Collect each line of the records containing the string "United".

[Begin Provided entries]

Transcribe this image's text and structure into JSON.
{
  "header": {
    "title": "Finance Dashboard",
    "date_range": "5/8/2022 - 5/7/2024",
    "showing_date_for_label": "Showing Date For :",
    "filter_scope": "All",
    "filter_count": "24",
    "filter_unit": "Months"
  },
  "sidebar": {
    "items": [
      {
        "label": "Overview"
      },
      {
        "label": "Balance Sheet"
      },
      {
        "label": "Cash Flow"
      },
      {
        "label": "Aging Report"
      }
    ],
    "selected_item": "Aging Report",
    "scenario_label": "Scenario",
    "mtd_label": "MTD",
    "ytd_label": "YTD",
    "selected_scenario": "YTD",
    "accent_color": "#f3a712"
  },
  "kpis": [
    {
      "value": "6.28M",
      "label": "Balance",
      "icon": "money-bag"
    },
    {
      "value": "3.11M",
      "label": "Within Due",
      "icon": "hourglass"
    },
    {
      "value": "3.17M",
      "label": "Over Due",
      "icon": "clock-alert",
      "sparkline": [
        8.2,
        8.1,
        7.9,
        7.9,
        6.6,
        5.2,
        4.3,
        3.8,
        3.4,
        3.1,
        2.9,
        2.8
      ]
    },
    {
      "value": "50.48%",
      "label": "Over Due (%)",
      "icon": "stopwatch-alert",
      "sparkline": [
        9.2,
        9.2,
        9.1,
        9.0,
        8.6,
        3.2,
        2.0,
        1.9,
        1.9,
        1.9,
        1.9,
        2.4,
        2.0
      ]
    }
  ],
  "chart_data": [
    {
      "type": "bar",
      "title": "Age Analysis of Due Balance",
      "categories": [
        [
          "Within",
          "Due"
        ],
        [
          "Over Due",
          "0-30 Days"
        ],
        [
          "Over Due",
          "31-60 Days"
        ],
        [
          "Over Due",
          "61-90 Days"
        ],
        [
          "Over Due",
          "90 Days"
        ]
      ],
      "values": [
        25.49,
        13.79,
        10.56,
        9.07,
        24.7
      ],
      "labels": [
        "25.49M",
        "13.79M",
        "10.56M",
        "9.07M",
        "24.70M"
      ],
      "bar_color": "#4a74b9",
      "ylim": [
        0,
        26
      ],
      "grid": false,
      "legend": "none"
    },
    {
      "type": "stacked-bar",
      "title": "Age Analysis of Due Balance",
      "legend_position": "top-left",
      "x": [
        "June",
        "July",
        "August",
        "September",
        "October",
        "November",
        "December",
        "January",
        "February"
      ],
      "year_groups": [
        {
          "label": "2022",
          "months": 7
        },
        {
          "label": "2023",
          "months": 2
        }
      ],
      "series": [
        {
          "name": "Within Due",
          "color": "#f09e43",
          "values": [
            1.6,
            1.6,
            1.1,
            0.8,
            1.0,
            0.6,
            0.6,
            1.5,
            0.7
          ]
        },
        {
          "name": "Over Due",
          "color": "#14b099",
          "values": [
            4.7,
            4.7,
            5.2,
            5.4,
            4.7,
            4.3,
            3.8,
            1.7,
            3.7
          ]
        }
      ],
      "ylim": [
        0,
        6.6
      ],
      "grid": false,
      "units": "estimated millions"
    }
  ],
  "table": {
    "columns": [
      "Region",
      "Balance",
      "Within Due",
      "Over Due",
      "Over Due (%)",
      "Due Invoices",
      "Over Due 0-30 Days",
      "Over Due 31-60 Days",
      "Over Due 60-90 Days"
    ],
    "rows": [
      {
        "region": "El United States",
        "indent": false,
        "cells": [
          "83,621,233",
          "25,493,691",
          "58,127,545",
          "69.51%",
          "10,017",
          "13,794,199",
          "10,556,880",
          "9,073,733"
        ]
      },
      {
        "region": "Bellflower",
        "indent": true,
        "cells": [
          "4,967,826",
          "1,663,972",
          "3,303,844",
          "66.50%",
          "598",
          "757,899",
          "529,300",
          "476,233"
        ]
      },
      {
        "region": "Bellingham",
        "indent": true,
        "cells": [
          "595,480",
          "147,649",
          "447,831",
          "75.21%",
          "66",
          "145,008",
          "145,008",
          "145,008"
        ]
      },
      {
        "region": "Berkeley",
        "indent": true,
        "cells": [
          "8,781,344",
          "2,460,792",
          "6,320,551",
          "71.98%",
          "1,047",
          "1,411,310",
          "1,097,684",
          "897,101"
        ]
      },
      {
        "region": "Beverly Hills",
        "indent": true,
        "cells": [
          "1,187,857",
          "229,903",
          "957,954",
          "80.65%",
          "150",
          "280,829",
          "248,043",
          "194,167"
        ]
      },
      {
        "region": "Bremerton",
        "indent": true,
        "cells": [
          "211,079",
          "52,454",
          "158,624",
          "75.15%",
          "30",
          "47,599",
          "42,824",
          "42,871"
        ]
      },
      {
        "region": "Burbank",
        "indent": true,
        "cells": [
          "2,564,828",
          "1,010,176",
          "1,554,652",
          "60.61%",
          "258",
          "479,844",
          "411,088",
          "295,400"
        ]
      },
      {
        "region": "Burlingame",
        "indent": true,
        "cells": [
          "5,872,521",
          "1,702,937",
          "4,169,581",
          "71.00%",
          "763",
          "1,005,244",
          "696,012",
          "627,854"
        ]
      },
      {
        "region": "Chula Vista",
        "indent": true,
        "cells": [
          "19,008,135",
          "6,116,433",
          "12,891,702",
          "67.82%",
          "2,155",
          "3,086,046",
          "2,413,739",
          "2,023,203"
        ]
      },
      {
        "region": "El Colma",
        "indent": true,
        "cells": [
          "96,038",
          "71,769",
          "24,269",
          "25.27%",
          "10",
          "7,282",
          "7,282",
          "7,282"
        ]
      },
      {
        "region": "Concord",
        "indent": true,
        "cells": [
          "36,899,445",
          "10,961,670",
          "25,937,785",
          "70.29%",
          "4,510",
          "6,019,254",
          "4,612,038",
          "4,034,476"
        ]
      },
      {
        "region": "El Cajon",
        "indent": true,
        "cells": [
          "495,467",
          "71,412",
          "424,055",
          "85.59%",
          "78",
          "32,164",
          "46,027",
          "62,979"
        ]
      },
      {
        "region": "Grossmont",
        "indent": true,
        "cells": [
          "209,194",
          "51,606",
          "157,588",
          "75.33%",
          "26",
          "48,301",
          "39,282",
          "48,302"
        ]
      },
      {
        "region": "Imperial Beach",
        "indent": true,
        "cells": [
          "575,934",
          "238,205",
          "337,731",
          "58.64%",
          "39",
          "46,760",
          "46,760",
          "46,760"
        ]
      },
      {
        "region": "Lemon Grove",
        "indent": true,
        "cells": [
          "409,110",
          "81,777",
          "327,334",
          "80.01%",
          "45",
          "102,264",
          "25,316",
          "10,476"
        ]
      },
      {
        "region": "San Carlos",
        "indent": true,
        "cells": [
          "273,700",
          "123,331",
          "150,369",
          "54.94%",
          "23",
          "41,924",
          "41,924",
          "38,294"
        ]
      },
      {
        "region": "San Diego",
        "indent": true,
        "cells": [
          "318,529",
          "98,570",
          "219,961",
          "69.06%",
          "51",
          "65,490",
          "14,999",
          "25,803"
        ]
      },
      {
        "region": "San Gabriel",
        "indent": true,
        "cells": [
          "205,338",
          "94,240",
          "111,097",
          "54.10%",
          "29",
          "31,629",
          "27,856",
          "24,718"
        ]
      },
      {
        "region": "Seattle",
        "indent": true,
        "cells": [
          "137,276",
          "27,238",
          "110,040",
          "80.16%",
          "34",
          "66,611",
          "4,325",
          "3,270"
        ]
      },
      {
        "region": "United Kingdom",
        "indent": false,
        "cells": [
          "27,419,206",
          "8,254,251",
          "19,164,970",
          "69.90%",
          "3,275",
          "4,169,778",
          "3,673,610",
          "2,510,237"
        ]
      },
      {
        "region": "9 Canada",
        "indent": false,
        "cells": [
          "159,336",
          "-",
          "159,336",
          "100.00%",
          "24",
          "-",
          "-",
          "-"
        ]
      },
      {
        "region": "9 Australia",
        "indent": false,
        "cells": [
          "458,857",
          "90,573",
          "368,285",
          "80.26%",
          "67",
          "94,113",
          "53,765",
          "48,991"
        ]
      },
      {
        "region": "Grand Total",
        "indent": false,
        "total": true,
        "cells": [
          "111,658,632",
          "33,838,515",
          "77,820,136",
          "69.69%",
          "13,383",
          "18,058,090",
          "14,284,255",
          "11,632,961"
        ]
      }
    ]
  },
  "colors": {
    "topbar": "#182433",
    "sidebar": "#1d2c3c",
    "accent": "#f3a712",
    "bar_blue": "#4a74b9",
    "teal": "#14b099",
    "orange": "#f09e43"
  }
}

[End Provided entries]

◆ Correct output:
        "region": "El United States",
        "region": "United Kingdom",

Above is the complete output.